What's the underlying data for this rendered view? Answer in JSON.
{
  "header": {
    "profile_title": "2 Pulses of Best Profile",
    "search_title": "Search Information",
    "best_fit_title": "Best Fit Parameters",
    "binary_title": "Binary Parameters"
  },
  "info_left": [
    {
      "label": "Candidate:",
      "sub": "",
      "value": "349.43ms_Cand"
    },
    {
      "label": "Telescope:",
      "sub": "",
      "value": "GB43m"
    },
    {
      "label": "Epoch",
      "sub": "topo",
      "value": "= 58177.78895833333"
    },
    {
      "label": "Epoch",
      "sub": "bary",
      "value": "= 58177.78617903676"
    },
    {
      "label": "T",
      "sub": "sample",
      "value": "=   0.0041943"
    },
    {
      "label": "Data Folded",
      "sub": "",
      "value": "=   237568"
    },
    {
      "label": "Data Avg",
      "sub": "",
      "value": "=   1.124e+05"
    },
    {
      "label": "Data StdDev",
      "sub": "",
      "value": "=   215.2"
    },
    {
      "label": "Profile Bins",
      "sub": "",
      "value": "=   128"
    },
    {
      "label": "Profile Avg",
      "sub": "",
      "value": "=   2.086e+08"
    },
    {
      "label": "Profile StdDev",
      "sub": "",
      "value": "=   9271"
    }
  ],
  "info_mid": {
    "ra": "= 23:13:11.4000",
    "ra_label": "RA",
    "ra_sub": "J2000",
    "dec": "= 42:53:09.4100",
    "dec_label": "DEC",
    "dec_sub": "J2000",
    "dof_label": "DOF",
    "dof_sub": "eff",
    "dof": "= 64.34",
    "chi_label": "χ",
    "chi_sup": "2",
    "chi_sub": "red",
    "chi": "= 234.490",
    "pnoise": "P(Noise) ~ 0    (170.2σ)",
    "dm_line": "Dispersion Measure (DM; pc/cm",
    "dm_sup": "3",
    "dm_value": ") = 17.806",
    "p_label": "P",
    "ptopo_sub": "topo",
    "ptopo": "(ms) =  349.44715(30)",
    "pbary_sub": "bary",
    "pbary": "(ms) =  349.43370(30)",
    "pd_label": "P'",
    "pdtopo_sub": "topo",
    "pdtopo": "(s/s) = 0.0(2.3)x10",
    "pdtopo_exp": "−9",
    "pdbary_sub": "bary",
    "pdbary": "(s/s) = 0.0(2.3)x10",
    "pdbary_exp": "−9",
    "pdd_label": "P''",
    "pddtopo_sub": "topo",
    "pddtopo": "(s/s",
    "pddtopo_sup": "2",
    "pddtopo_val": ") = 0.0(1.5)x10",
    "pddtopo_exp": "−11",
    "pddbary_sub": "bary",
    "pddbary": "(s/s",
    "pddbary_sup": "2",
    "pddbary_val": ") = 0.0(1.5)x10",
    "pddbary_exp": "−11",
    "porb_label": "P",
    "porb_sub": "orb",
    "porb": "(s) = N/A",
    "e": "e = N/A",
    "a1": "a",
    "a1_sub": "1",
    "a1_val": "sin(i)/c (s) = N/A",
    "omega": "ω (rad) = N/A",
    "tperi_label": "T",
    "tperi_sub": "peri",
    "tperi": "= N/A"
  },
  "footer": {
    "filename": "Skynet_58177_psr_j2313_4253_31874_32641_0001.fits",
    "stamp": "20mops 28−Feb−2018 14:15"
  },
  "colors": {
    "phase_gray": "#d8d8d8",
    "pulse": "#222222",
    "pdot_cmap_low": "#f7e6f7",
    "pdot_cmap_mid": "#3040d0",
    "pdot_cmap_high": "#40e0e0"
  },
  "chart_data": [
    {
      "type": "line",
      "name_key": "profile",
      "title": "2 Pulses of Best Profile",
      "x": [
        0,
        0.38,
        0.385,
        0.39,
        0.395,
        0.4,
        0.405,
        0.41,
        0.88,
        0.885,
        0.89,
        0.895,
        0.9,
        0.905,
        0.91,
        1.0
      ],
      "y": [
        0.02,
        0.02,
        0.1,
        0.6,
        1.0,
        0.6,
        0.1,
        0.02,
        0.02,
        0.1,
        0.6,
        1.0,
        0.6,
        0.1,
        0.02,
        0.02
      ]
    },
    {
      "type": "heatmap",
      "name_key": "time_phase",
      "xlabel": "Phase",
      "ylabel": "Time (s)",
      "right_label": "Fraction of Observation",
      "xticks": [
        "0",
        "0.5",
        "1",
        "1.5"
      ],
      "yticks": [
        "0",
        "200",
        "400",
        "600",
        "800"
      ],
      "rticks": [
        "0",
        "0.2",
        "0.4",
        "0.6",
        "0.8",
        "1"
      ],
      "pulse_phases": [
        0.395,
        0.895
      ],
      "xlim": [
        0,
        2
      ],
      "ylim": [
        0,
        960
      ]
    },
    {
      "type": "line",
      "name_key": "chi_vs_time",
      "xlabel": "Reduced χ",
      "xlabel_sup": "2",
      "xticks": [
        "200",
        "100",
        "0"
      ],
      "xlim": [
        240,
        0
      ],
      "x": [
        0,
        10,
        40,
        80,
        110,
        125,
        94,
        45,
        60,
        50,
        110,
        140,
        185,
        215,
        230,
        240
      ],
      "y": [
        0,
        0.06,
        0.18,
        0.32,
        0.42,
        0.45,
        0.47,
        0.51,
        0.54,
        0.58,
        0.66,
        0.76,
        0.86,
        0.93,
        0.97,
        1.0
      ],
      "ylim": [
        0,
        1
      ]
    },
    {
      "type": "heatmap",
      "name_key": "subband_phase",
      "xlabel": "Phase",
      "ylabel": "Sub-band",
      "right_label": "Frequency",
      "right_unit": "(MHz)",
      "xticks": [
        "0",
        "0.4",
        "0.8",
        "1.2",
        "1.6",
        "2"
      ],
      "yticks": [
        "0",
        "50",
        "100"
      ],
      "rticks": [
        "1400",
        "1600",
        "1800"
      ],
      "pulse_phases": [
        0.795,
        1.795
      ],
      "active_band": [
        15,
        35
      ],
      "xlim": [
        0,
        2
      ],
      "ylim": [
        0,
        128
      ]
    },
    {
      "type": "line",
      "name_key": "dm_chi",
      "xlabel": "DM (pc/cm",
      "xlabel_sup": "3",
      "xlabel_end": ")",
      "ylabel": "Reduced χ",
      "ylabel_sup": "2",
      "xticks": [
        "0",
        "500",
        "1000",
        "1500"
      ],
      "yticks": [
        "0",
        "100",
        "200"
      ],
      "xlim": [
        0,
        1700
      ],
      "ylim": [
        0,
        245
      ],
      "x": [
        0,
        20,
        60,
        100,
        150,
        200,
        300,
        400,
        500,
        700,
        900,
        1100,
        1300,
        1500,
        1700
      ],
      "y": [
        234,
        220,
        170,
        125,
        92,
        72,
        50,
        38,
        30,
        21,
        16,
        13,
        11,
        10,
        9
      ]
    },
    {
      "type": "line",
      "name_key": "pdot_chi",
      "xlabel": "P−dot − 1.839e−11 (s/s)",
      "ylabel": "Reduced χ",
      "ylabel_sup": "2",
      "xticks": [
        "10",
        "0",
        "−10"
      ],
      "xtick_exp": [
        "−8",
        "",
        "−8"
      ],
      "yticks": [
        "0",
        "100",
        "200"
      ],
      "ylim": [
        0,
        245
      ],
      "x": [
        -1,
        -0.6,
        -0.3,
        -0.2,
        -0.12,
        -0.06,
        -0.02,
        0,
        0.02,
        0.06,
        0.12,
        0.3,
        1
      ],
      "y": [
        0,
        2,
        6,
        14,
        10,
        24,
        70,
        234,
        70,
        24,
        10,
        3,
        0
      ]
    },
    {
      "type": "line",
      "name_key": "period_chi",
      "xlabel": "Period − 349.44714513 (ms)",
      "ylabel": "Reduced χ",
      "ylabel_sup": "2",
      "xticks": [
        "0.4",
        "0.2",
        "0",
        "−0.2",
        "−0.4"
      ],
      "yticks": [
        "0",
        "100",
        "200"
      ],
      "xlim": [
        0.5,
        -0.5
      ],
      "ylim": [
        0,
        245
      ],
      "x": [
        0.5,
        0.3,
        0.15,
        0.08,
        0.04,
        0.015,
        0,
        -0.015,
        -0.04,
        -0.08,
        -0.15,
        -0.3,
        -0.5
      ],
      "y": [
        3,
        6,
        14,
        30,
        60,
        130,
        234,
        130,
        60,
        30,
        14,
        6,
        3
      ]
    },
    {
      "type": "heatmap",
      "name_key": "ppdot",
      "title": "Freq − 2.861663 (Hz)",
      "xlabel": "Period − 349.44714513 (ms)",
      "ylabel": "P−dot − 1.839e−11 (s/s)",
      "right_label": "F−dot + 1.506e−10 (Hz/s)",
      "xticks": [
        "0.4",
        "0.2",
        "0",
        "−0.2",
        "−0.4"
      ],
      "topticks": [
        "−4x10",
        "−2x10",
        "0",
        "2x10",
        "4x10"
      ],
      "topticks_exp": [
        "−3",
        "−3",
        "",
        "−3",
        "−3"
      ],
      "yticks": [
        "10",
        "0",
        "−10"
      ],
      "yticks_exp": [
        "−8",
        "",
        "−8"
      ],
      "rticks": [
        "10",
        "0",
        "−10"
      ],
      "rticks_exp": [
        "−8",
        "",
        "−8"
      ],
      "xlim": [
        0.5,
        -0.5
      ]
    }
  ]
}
++++++++++++++++++++
**To be done**
Take every line above carrying "Best" and return it.

**Result of this exercise**
    "profile_title": "2 Pulses of Best Profile",
    "best_fit_title": "Best Fit Parameters",
      "title": "2 Pulses of Best Profile",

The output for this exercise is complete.